◆ **EXERCISE INSTRUCTIONS**:
Quote the data below in full, please, without altering anything.

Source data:
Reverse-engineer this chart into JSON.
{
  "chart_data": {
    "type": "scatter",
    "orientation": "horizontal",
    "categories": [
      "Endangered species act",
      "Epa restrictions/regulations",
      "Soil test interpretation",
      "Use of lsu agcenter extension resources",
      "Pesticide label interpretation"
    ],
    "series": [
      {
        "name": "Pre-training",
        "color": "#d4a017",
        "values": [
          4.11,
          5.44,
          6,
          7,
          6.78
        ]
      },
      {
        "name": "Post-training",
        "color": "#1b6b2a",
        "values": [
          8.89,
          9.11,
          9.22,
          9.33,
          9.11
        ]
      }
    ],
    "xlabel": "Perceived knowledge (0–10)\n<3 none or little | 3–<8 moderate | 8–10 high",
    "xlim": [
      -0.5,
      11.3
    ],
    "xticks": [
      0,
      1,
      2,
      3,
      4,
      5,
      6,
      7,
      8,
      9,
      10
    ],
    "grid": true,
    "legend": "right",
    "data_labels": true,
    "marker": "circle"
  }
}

◆ **ANSWER TO THE TASK**:
Reverse-engineer this chart into JSON.
{
  "chart_data": {
    "type": "scatter",
    "orientation": "horizontal",
    "categories": [
      "Endangered species act",
      "Epa restrictions/regulations",
      "Soil test interpretation",
      "Use of lsu agcenter extension resources",
      "Pesticide label interpretation"
    ],
    "series": [
      {
        "name": "Pre-training",
        "color": "#d4a017",
        "values": [
          4.11,
          5.44,
          6,
          7,
          6.78
        ]
      },
      {
        "name": "Post-training",
        "color": "#1b6b2a",
        "values": [
          8.89,
          9.11,
          9.22,
          9.33,
          9.11
        ]
      }
    ],
    "xlabel": "Perceived knowledge (0–10)\n<3 none or little | 3–<8 moderate | 8–10 high",
    "xlim": [
      -0.5,
      11.3
    ],
    "xticks": [
      0,
      1,
      2,
      3,
      4,
      5,
      6,
      7,
      8,
      9,
      10
    ],
    "grid": true,
    "legend": "right",
    "data_labels": true,
    "marker": "circle"
  }
}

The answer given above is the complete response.